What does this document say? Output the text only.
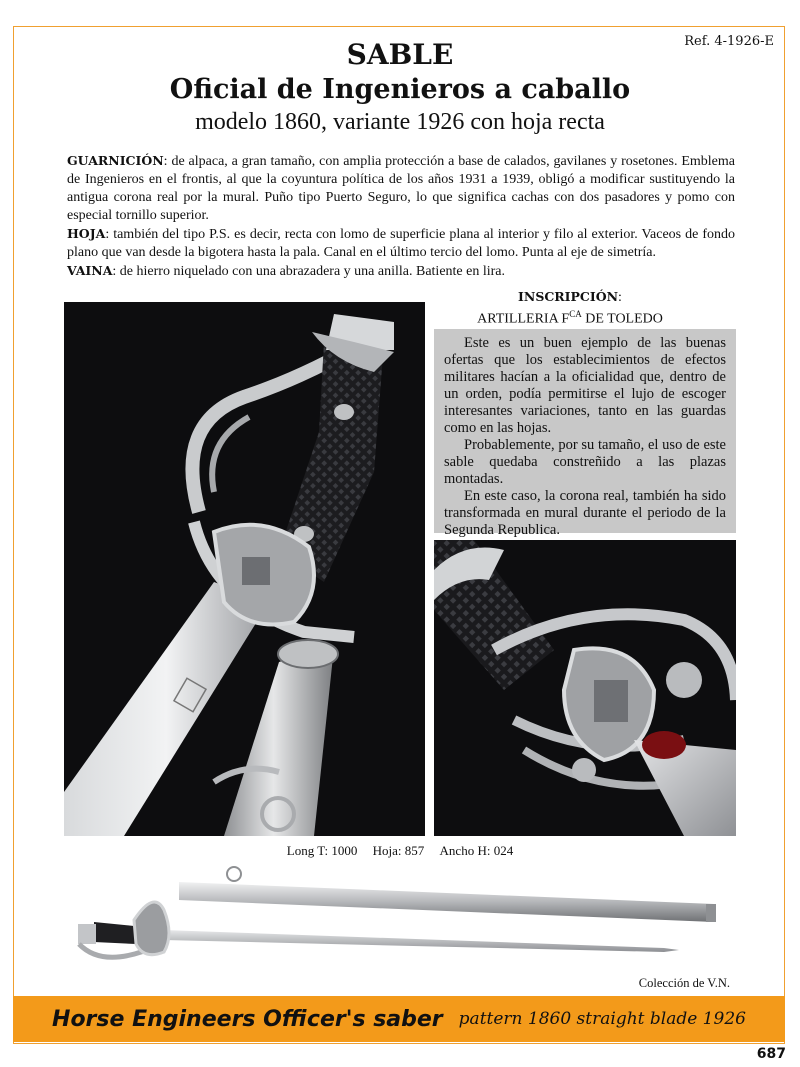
Ref. 4-1926-E
SABLE
Oficial de Ingenieros a caballo
modelo 1860, variante 1926 con hoja recta
GUARNICIÓN: de alpaca, a gran tamaño, con amplia protección a base de calados, gavilanes y rosetones. Emblema de Ingenieros en el frontis, al que la coyuntura política de los años 1931 a 1939, obligó a modificar sustituyendo la antigua corona real por la mural. Puño tipo Puerto Seguro, lo que significa cachas con dos pasadores y pomo con especial tornillo superior.
HOJA: también del tipo P.S. es decir, recta con lomo de superficie plana al interior y filo al exterior. Vaceos de fondo plano que van desde la bigotera hasta la pala. Canal en el último tercio del lomo. Punta al eje de simetría.
VAINA: de hierro niquelado con una abrazadera y una anilla. Batiente en lira.
INSCRIPCIÓN:
ARTILLERIA $F^{CA}$ DE TOLEDO

Este es un buen ejemplo de las buenas ofertas que los establecimientos de efectos militares hacían a la oficialidad que, dentro de un orden, podía permitirse el lujo de escoger interesantes variaciones, tanto en las guardas como en las hojas.

Probablemente, por su tamaño, el uso de este sable quedaba constreñido a las plazas montadas.

En este caso, la corona real, también ha sido transformada en mural durante el periodo de la Segunda Republica.

Long T: 1000 Hoja: 857 Ancho H: 024
Colección de V.N.
Horse Engineers Officer's saber pattern 1860 straight blade 1926
687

## YOUR OBJECTIVE:
Leave out the pictures and print every line of the data exactly.

## FINAL RESULT:
What does this document say? Output the text only.
Ref. 4-1926-E
SABLE
Oficial de Ingenieros a caballo
modelo 1860, variante 1926 con hoja recta
GUARNICIÓN: de alpaca, a gran tamaño, con amplia protección a base de calados, gavilanes y rosetones. Emblema de Ingenieros en el frontis, al que la coyuntura política de los años 1931 a 1939, obligó a modificar sustituyendo la antigua corona real por la mural. Puño tipo Puerto Seguro, lo que significa cachas con dos pasadores y pomo con especial tornillo superior.
HOJA: también del tipo P.S. es decir, recta con lomo de superficie plana al interior y filo al exterior. Vaceos de fondo plano que van desde la bigotera hasta la pala. Canal en el último tercio del lomo. Punta al eje de simetría.
VAINA: de hierro niquelado con una abrazadera y una anilla. Batiente en lira.
INSCRIPCIÓN:
ARTILLERIA $F^{CA}$ DE TOLEDO

Este es un buen ejemplo de las buenas ofertas que los establecimientos de efectos militares hacían a la oficialidad que, dentro de un orden, podía permitirse el lujo de escoger interesantes variaciones, tanto en las guardas como en las hojas.

Probablemente, por su tamaño, el uso de este sable quedaba constreñido a las plazas montadas.

En este caso, la corona real, también ha sido transformada en mural durante el periodo de la Segunda Republica.

Long T: 1000 Hoja: 857 Ancho H: 024
Colección de V.N.
Horse Engineers Officer's saber pattern 1860 straight blade 1926
687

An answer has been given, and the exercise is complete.